Print all entries precisely as they are written.

### RECORDS FOR THE EXERCISE ###

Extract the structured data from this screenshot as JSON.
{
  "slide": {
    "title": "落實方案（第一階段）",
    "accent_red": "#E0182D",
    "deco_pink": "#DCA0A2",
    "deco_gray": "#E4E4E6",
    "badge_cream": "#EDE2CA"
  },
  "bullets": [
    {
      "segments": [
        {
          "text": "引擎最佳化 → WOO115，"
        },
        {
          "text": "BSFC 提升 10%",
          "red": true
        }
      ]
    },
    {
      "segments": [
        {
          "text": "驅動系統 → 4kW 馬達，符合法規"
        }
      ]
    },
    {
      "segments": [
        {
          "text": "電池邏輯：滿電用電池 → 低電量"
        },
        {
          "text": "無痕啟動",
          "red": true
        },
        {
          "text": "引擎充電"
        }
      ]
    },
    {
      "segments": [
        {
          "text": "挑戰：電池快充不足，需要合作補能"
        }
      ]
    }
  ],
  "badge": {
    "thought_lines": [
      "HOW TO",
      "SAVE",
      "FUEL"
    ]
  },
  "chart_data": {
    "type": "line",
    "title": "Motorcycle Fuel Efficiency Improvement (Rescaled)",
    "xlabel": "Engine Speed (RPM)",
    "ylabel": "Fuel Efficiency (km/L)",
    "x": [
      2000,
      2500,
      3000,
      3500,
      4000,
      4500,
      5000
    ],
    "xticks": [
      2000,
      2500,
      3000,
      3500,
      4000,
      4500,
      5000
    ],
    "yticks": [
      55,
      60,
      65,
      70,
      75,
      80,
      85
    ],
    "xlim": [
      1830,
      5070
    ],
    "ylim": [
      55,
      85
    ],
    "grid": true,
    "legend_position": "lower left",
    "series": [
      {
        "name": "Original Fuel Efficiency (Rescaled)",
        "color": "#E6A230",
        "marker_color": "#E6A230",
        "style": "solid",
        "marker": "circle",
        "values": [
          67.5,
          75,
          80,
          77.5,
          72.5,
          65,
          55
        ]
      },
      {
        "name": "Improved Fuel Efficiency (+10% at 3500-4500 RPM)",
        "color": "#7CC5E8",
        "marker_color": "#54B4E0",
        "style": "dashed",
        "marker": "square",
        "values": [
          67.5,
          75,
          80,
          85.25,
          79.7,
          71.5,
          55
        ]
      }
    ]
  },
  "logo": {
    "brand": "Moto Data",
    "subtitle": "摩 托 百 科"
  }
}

###

EXERCISE RESULT:
Extract the structured data from this screenshot as JSON.
{
  "slide": {
    "title": "落實方案（第一階段）",
    "accent_red": "#E0182D",
    "deco_pink": "#DCA0A2",
    "deco_gray": "#E4E4E6",
    "badge_cream": "#EDE2CA"
  },
  "bullets": [
    {
      "segments": [
        {
          "text": "引擎最佳化 → WOO115，"
        },
        {
          "text": "BSFC 提升 10%",
          "red": true
        }
      ]
    },
    {
      "segments": [
        {
          "text": "驅動系統 → 4kW 馬達，符合法規"
        }
      ]
    },
    {
      "segments": [
        {
          "text": "電池邏輯：滿電用電池 → 低電量"
        },
        {
          "text": "無痕啟動",
          "red": true
        },
        {
          "text": "引擎充電"
        }
      ]
    },
    {
      "segments": [
        {
          "text": "挑戰：電池快充不足，需要合作補能"
        }
      ]
    }
  ],
  "badge": {
    "thought_lines": [
      "HOW TO",
      "SAVE",
      "FUEL"
    ]
  },
  "chart_data": {
    "type": "line",
    "title": "Motorcycle Fuel Efficiency Improvement (Rescaled)",
    "xlabel": "Engine Speed (RPM)",
    "ylabel": "Fuel Efficiency (km/L)",
    "x": [
      2000,
      2500,
      3000,
      3500,
      4000,
      4500,
      5000
    ],
    "xticks": [
      2000,
      2500,
      3000,
      3500,
      4000,
      4500,
      5000
    ],
    "yticks": [
      55,
      60,
      65,
      70,
      75,
      80,
      85
    ],
    "xlim": [
      1830,
      5070
    ],
    "ylim": [
      55,
      85
    ],
    "grid": true,
    "legend_position": "lower left",
    "series": [
      {
        "name": "Original Fuel Efficiency (Rescaled)",
        "color": "#E6A230",
        "marker_color": "#E6A230",
        "style": "solid",
        "marker": "circle",
        "values": [
          67.5,
          75,
          80,
          77.5,
          72.5,
          65,
          55
        ]
      },
      {
        "name": "Improved Fuel Efficiency (+10% at 3500-4500 RPM)",
        "color": "#7CC5E8",
        "marker_color": "#54B4E0",
        "style": "dashed",
        "marker": "square",
        "values": [
          67.5,
          75,
          80,
          85.25,
          79.7,
          71.5,
          55
        ]
      }
    ]
  },
  "logo": {
    "brand": "Moto Data",
    "subtitle": "摩 托 百 科"
  }
}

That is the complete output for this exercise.